*Job*
Give nothing except the number of lines containing the word "years".

■ ■ ■ ■ ■ ■ ■

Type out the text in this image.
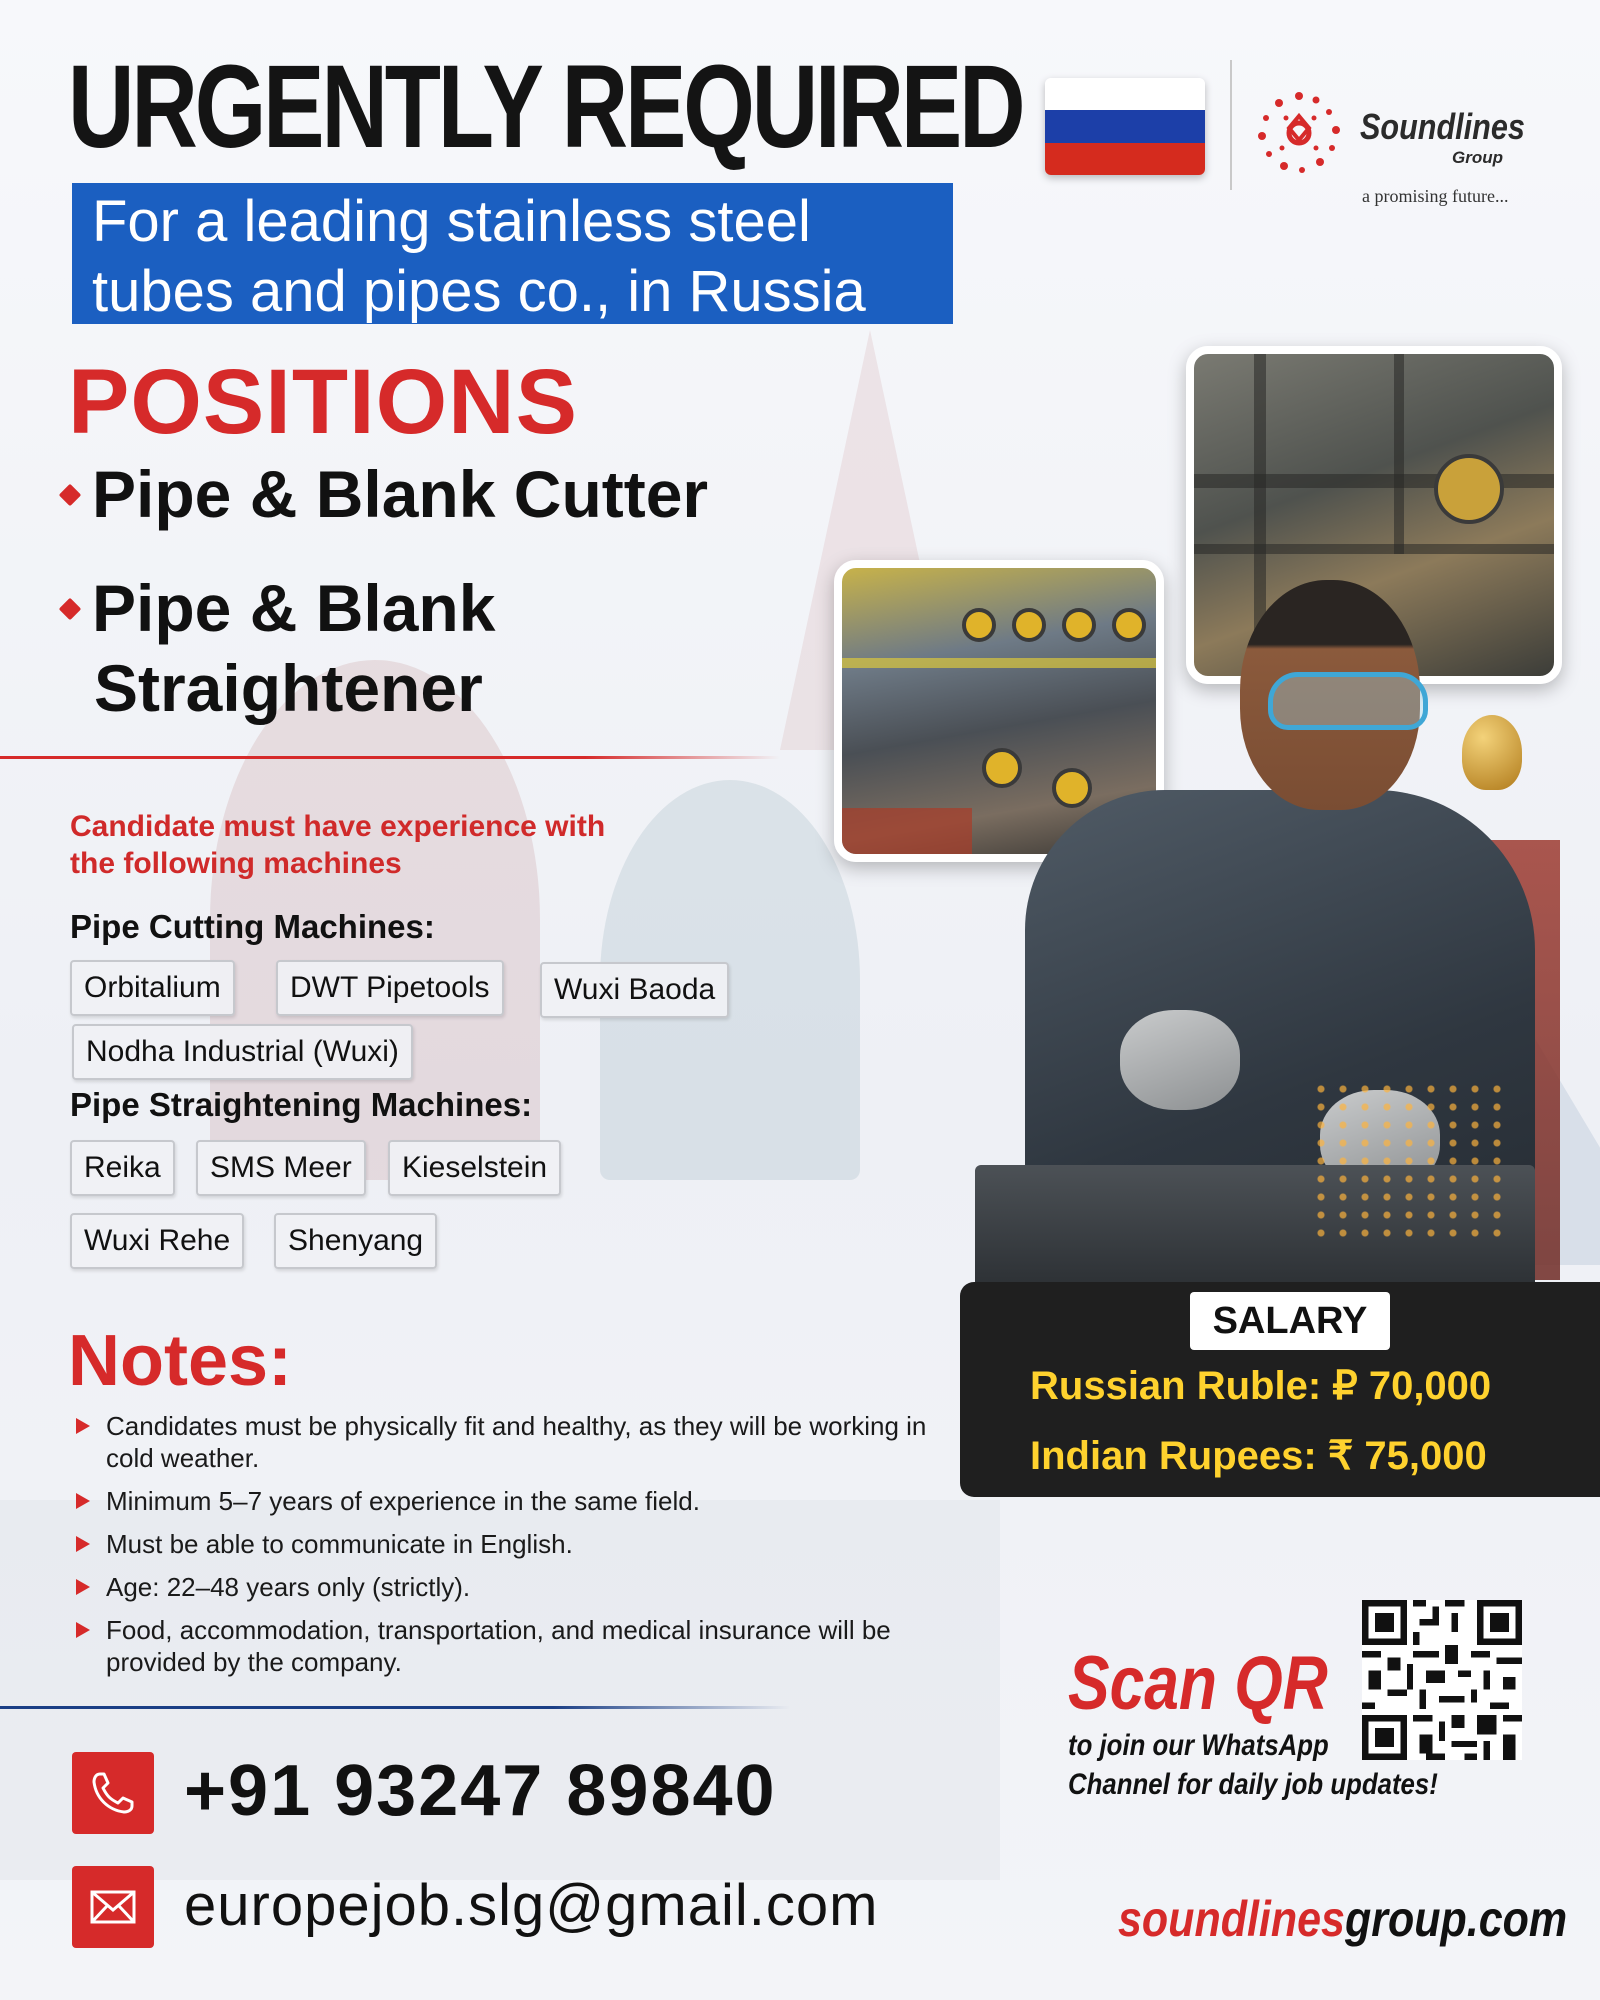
URGENTLY REQUIRED
For a leading stainless steel
tubes and pipes co., in Russia
Soundlines
Group
a promising future...
POSITIONS
Pipe & Blank Cutter
Pipe & Blank
Straightener
Candidate must have experience with
the following machines
Pipe Cutting Machines:
Orbitalium	DWT Pipetools	Wuxi Baoda
Nodha Industrial (Wuxi)
Pipe Straightening Machines:
Reika	SMS Meer	Kieselstein
Wuxi Rehe	Shenyang
Notes:
Candidates must be physically fit and healthy, as they will be working in cold weather.
Minimum 5–7 years of experience in the same field.
Must be able to communicate in English.
Age: 22–48 years only (strictly).
Food, accommodation, transportation, and medical insurance will be provided by the company.
+91 93247 89840
europejob.slg@gmail.com
SALARY
Russian Ruble: ₽ 70,000
Indian Rupees: ₹ 75,000
Scan QR
to join our WhatsApp
Channel for daily job updates!
soundlinesgroup.com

■ ■ ■ ■ ■ ■ ■

*Complete output*
2